PROBLEM TO WORK ON:
Return every entry exactly as written.

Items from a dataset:
..........
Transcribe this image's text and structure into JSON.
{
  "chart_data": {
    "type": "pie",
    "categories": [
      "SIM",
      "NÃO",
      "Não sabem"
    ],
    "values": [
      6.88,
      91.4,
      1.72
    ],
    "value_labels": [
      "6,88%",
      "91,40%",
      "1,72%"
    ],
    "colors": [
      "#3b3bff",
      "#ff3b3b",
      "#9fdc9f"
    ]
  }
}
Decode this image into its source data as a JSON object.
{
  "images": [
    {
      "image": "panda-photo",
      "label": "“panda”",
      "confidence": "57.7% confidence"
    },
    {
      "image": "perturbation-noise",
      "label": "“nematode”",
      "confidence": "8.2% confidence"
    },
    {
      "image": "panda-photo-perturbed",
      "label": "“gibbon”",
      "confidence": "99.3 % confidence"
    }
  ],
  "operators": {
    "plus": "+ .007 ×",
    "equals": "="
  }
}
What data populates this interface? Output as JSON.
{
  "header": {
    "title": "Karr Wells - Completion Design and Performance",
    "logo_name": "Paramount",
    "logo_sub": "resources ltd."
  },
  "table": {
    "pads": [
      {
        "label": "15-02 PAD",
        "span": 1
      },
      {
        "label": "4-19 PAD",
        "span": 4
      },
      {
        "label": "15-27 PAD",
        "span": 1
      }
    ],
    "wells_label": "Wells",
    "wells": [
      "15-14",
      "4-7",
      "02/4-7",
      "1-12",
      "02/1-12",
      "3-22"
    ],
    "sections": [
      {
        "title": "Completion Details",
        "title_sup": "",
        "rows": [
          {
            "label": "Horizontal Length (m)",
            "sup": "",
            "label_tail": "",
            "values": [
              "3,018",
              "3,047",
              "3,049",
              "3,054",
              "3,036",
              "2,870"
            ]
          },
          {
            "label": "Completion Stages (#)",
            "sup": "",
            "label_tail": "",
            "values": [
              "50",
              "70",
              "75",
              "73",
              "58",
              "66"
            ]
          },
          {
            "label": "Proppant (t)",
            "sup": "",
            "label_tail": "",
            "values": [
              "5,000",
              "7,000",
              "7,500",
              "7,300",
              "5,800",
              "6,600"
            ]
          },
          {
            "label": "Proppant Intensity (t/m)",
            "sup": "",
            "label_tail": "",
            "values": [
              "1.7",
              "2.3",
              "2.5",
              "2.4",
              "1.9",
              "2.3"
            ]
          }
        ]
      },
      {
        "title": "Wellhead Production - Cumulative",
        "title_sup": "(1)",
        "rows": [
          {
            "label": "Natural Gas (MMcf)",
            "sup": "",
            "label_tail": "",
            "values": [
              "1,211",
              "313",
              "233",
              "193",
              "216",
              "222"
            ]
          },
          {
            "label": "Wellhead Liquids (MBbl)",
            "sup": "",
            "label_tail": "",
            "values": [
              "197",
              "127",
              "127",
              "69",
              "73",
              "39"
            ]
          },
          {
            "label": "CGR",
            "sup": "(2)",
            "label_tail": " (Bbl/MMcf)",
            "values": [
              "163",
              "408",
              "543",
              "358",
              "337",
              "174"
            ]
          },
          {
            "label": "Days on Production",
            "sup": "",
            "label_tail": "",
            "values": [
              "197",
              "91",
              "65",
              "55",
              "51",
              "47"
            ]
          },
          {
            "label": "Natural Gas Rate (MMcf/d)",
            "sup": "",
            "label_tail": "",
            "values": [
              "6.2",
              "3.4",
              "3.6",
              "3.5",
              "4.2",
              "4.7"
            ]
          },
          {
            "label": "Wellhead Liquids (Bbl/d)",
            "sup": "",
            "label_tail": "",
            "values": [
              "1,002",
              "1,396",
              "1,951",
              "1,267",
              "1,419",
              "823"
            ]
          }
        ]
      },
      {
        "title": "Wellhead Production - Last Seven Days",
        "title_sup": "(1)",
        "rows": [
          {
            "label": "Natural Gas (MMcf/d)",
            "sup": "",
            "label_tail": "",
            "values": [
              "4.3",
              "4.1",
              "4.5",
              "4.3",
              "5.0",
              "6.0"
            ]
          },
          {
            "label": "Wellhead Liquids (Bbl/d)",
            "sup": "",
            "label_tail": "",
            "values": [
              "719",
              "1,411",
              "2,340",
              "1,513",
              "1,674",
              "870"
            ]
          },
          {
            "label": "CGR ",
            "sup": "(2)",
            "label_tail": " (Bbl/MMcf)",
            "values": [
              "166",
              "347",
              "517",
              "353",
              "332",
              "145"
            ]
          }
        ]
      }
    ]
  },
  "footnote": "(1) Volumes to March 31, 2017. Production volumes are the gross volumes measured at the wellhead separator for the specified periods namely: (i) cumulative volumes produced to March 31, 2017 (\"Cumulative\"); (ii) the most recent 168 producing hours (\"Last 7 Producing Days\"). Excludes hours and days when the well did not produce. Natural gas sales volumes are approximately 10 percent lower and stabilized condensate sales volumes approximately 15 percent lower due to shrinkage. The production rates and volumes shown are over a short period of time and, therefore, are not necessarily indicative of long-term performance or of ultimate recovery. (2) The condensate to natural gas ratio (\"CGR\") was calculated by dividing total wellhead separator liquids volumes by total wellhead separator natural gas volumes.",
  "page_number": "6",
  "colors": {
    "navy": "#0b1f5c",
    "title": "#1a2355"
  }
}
..........
CORRECT OUTPUT:
Transcribe this image's text and structure into JSON.
{
  "chart_data": {
    "type": "pie",
    "categories": [
      "SIM",
      "NÃO",
      "Não sabem"
    ],
    "values": [
      6.88,
      91.4,
      1.72
    ],
    "value_labels": [
      "6,88%",
      "91,40%",
      "1,72%"
    ],
    "colors": [
      "#3b3bff",
      "#ff3b3b",
      "#9fdc9f"
    ]
  }
}
Decode this image into its source data as a JSON object.
{
  "images": [
    {
      "image": "panda-photo",
      "label": "“panda”",
      "confidence": "57.7% confidence"
    },
    {
      "image": "perturbation-noise",
      "label": "“nematode”",
      "confidence": "8.2% confidence"
    },
    {
      "image": "panda-photo-perturbed",
      "label": "“gibbon”",
      "confidence": "99.3 % confidence"
    }
  ],
  "operators": {
    "plus": "+ .007 ×",
    "equals": "="
  }
}
What data populates this interface? Output as JSON.
{
  "header": {
    "title": "Karr Wells - Completion Design and Performance",
    "logo_name": "Paramount",
    "logo_sub": "resources ltd."
  },
  "table": {
    "pads": [
      {
        "label": "15-02 PAD",
        "span": 1
      },
      {
        "label": "4-19 PAD",
        "span": 4
      },
      {
        "label": "15-27 PAD",
        "span": 1
      }
    ],
    "wells_label": "Wells",
    "wells": [
      "15-14",
      "4-7",
      "02/4-7",
      "1-12",
      "02/1-12",
      "3-22"
    ],
    "sections": [
      {
        "title": "Completion Details",
        "title_sup": "",
        "rows": [
          {
            "label": "Horizontal Length (m)",
            "sup": "",
            "label_tail": "",
            "values": [
              "3,018",
              "3,047",
              "3,049",
              "3,054",
              "3,036",
              "2,870"
            ]
          },
          {
            "label": "Completion Stages (#)",
            "sup": "",
            "label_tail": "",
            "values": [
              "50",
              "70",
              "75",
              "73",
              "58",
              "66"
            ]
          },
          {
            "label": "Proppant (t)",
            "sup": "",
            "label_tail": "",
            "values": [
              "5,000",
              "7,000",
              "7,500",
              "7,300",
              "5,800",
              "6,600"
            ]
          },
          {
            "label": "Proppant Intensity (t/m)",
            "sup": "",
            "label_tail": "",
            "values": [
              "1.7",
              "2.3",
              "2.5",
              "2.4",
              "1.9",
              "2.3"
            ]
          }
        ]
      },
      {
        "title": "Wellhead Production - Cumulative",
        "title_sup": "(1)",
        "rows": [
          {
            "label": "Natural Gas (MMcf)",
            "sup": "",
            "label_tail": "",
            "values": [
              "1,211",
              "313",
              "233",
              "193",
              "216",
              "222"
            ]
          },
          {
            "label": "Wellhead Liquids (MBbl)",
            "sup": "",
            "label_tail": "",
            "values": [
              "197",
              "127",
              "127",
              "69",
              "73",
              "39"
            ]
          },
          {
            "label": "CGR",
            "sup": "(2)",
            "label_tail": " (Bbl/MMcf)",
            "values": [
              "163",
              "408",
              "543",
              "358",
              "337",
              "174"
            ]
          },
          {
            "label": "Days on Production",
            "sup": "",
            "label_tail": "",
            "values": [
              "197",
              "91",
              "65",
              "55",
              "51",
              "47"
            ]
          },
          {
            "label": "Natural Gas Rate (MMcf/d)",
            "sup": "",
            "label_tail": "",
            "values": [
              "6.2",
              "3.4",
              "3.6",
              "3.5",
              "4.2",
              "4.7"
            ]
          },
          {
            "label": "Wellhead Liquids (Bbl/d)",
            "sup": "",
            "label_tail": "",
            "values": [
              "1,002",
              "1,396",
              "1,951",
              "1,267",
              "1,419",
              "823"
            ]
          }
        ]
      },
      {
        "title": "Wellhead Production - Last Seven Days",
        "title_sup": "(1)",
        "rows": [
          {
            "label": "Natural Gas (MMcf/d)",
            "sup": "",
            "label_tail": "",
            "values": [
              "4.3",
              "4.1",
              "4.5",
              "4.3",
              "5.0",
              "6.0"
            ]
          },
          {
            "label": "Wellhead Liquids (Bbl/d)",
            "sup": "",
            "label_tail": "",
            "values": [
              "719",
              "1,411",
              "2,340",
              "1,513",
              "1,674",
              "870"
            ]
          },
          {
            "label": "CGR ",
            "sup": "(2)",
            "label_tail": " (Bbl/MMcf)",
            "values": [
              "166",
              "347",
              "517",
              "353",
              "332",
              "145"
            ]
          }
        ]
      }
    ]
  },
  "footnote": "(1) Volumes to March 31, 2017. Production volumes are the gross volumes measured at the wellhead separator for the specified periods namely: (i) cumulative volumes produced to March 31, 2017 (\"Cumulative\"); (ii) the most recent 168 producing hours (\"Last 7 Producing Days\"). Excludes hours and days when the well did not produce. Natural gas sales volumes are approximately 10 percent lower and stabilized condensate sales volumes approximately 15 percent lower due to shrinkage. The production rates and volumes shown are over a short period of time and, therefore, are not necessarily indicative of long-term performance or of ultimate recovery. (2) The condensate to natural gas ratio (\"CGR\") was calculated by dividing total wellhead separator liquids volumes by total wellhead separator natural gas volumes.",
  "page_number": "6",
  "colors": {
    "navy": "#0b1f5c",
    "title": "#1a2355"
  }
}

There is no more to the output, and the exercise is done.